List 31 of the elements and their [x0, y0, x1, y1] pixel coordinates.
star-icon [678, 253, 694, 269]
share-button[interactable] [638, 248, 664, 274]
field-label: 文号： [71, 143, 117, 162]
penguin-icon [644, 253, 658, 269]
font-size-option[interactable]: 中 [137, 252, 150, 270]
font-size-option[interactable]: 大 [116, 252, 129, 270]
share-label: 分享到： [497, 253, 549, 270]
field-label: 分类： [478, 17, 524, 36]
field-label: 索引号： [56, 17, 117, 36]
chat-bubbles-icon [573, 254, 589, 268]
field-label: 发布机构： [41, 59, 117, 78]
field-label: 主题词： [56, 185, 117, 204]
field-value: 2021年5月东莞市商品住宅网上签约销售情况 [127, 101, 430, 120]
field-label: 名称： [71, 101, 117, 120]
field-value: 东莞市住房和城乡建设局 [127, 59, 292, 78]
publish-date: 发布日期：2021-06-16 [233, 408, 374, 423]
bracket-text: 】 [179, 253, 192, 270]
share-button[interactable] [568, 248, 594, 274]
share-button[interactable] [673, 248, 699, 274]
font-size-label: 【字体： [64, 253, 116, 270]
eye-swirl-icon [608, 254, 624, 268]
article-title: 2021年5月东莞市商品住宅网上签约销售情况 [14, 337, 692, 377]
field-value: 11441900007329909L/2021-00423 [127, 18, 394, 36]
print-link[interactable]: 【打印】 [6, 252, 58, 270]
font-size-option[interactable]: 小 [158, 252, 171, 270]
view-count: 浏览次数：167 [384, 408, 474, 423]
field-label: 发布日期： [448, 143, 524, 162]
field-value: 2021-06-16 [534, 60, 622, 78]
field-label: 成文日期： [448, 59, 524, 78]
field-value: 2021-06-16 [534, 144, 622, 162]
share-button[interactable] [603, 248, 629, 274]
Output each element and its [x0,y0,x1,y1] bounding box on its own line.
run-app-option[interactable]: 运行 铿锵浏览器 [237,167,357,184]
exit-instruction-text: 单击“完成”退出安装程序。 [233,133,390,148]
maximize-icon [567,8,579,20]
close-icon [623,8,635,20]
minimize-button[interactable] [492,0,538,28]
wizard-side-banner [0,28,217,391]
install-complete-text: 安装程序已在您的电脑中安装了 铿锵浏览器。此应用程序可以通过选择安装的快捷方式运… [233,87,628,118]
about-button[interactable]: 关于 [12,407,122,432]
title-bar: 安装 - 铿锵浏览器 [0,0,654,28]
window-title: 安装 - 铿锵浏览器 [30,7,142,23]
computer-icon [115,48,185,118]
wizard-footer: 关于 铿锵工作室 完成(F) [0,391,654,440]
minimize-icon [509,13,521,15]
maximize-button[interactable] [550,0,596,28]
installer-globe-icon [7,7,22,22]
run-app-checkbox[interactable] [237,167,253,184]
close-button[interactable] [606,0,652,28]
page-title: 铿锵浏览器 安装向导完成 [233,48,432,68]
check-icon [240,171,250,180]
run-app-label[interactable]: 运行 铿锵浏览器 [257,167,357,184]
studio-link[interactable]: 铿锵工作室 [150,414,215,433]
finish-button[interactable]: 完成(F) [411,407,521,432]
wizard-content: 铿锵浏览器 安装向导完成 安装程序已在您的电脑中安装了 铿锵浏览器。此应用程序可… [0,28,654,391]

--

• **Objective**:
Rewrite the records above, replacing every occurrence of "share-button" with "share-control" and leaving all other text unchanged.

• **Result below**:
List 31 of the elements and their [x0, y0, x1, y1] pixel coordinates.
star-icon [678, 253, 694, 269]
share-control[interactable] [638, 248, 664, 274]
field-label: 文号： [71, 143, 117, 162]
penguin-icon [644, 253, 658, 269]
font-size-option[interactable]: 中 [137, 252, 150, 270]
font-size-option[interactable]: 大 [116, 252, 129, 270]
share-label: 分享到： [497, 253, 549, 270]
field-label: 分类： [478, 17, 524, 36]
field-label: 索引号： [56, 17, 117, 36]
chat-bubbles-icon [573, 254, 589, 268]
field-label: 发布机构： [41, 59, 117, 78]
field-label: 主题词： [56, 185, 117, 204]
field-value: 2021年5月东莞市商品住宅网上签约销售情况 [127, 101, 430, 120]
field-label: 名称： [71, 101, 117, 120]
field-value: 东莞市住房和城乡建设局 [127, 59, 292, 78]
publish-date: 发布日期：2021-06-16 [233, 408, 374, 423]
bracket-text: 】 [179, 253, 192, 270]
share-control[interactable] [568, 248, 594, 274]
share-control[interactable] [673, 248, 699, 274]
font-size-label: 【字体： [64, 253, 116, 270]
eye-swirl-icon [608, 254, 624, 268]
article-title: 2021年5月东莞市商品住宅网上签约销售情况 [14, 337, 692, 377]
field-value: 11441900007329909L/2021-00423 [127, 18, 394, 36]
print-link[interactable]: 【打印】 [6, 252, 58, 270]
font-size-option[interactable]: 小 [158, 252, 171, 270]
view-count: 浏览次数：167 [384, 408, 474, 423]
field-label: 发布日期： [448, 143, 524, 162]
field-value: 2021-06-16 [534, 60, 622, 78]
field-label: 成文日期： [448, 59, 524, 78]
field-value: 2021-06-16 [534, 144, 622, 162]
share-control[interactable] [603, 248, 629, 274]
Output each element and its [x0,y0,x1,y1] bounding box on its own line.
run-app-option[interactable]: 运行 铿锵浏览器 [237,167,357,184]
exit-instruction-text: 单击“完成”退出安装程序。 [233,133,390,148]
maximize-icon [567,8,579,20]
close-icon [623,8,635,20]
minimize-button[interactable] [492,0,538,28]
wizard-side-banner [0,28,217,391]
install-complete-text: 安装程序已在您的电脑中安装了 铿锵浏览器。此应用程序可以通过选择安装的快捷方式运… [233,87,628,118]
about-button[interactable]: 关于 [12,407,122,432]
title-bar: 安装 - 铿锵浏览器 [0,0,654,28]
window-title: 安装 - 铿锵浏览器 [30,7,142,23]
computer-icon [115,48,185,118]
wizard-footer: 关于 铿锵工作室 完成(F) [0,391,654,440]
minimize-icon [509,13,521,15]
maximize-button[interactable] [550,0,596,28]
installer-globe-icon [7,7,22,22]
run-app-checkbox[interactable] [237,167,253,184]
close-button[interactable] [606,0,652,28]
page-title: 铿锵浏览器 安装向导完成 [233,48,432,68]
check-icon [240,171,250,180]
run-app-label[interactable]: 运行 铿锵浏览器 [257,167,357,184]
studio-link[interactable]: 铿锵工作室 [150,414,215,433]
finish-button[interactable]: 完成(F) [411,407,521,432]
wizard-content: 铿锵浏览器 安装向导完成 安装程序已在您的电脑中安装了 铿锵浏览器。此应用程序可… [0,28,654,391]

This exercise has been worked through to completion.